──────── Data for the task ────────
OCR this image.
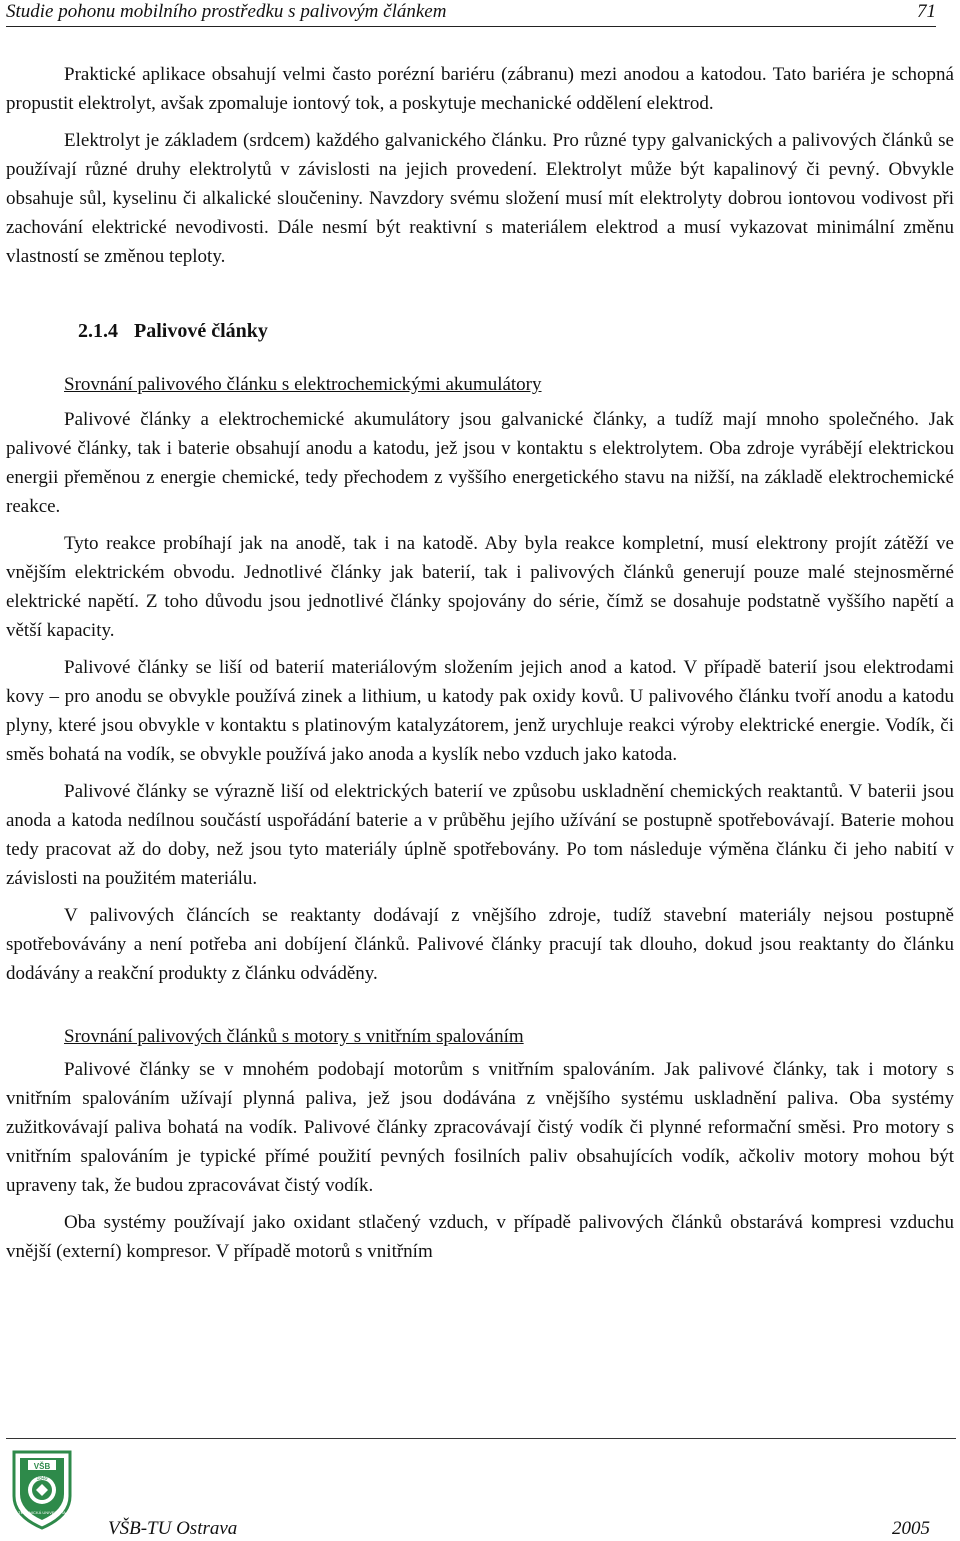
Studie pohonu mobilního prostředku s palivovým článkem	71

Praktické aplikace obsahují velmi často porézní bariéru (zábranu) mezi anodou a katodou. Tato bariéra je schopná propustit elektrolyt, avšak zpomaluje iontový tok, a poskytuje mechanické oddělení elektrod.

Elektrolyt je základem (srdcem) každého galvanického článku. Pro různé typy galvanických a palivových článků se používají různé druhy elektrolytů v závislosti na jejich provedení. Elektrolyt může být kapalinový či pevný. Obvykle obsahuje sůl, kyselinu či alkalické sloučeniny. Navzdory svému složení musí mít elektrolyty dobrou iontovou vodivost při zachování elektrické nevodivosti. Dále nesmí být reaktivní s materiálem elektrod a musí vykazovat minimální změnu vlastností se změnou teploty.

2.1.4 Palivové články
Srovnání palivového článku s elektrochemickými akumulátory

Palivové články a elektrochemické akumulátory jsou galvanické články, a tudíž mají mnoho společného. Jak palivové články, tak i baterie obsahují anodu a katodu, jež jsou v kontaktu s elektrolytem. Oba zdroje vyrábějí elektrickou energii přeměnou z energie chemické, tedy přechodem z vyššího energetického stavu na nižší, na základě elektrochemické reakce.

Tyto reakce probíhají jak na anodě, tak i na katodě. Aby byla reakce kompletní, musí elektrony projít zátěží ve vnějším elektrickém obvodu. Jednotlivé články jak baterií, tak i palivových článků generují pouze malé stejnosměrné elektrické napětí. Z toho důvodu jsou jednotlivé články spojovány do série, čímž se dosahuje podstatně vyššího napětí a větší kapacity.

Palivové články se liší od baterií materiálovým složením jejich anod a katod. V případě baterií jsou elektrodami kovy – pro anodu se obvykle používá zinek a lithium, u katody pak oxidy kovů. U palivového článku tvoří anodu a katodu plyny, které jsou obvykle v kontaktu s platinovým katalyzátorem, jenž urychluje reakci výroby elektrické energie. Vodík, či směs bohatá na vodík, se obvykle používá jako anoda a kyslík nebo vzduch jako katoda.

Palivové články se výrazně liší od elektrických baterií ve způsobu uskladnění chemických reaktantů. V baterii jsou anoda a katoda nedílnou součástí uspořádání baterie a v průběhu jejího užívání se postupně spotřebovávají. Baterie mohou tedy pracovat až do doby, než jsou tyto materiály úplně spotřebovány. Po tom následuje výměna článku či jeho nabití v závislosti na použitém materiálu.

V palivových článcích se reaktanty dodávají z vnějšího zdroje, tudíž stavební materiály nejsou postupně spotřebovávány a není potřeba ani dobíjení článků. Palivové články pracují tak dlouho, dokud jsou reaktanty do článku dodávány a reakční produkty z článku odváděny.

Srovnání palivových článků s motory s vnitřním spalováním

Palivové články se v mnohém podobají motorům s vnitřním spalováním. Jak palivové články, tak i motory s vnitřním spalováním užívají plynná paliva, jež jsou dodávána z vnějšího systému uskladnění paliva. Oba systémy zužitkovávají paliva bohatá na vodík. Palivové články zpracovávají čistý vodík či plynné reformační směsi. Pro motory s vnitřním spalováním je typické přímé použití pevných fosilních paliv obsahujících vodík, ačkoliv motory mohou být upraveny tak, že budou zpracovávat čistý vodík.

Oba systémy používají jako oxidant stlačený vzduch, v případě palivových článků obstarává kompresi vzduchu vnější (externí) kompresor. V případě motorů s vnitřním

VŠB
1849
TECHNICKÁ UNIVERZITA
VŠB-TU Ostrava	2005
────────
Problem details:
In the records above, locate the lines holding the word "Srovnání". Copy each of them.

Task answer:
Srovnání palivového článku s elektrochemickými akumulátory
Srovnání palivových článků s motory s vnitřním spalováním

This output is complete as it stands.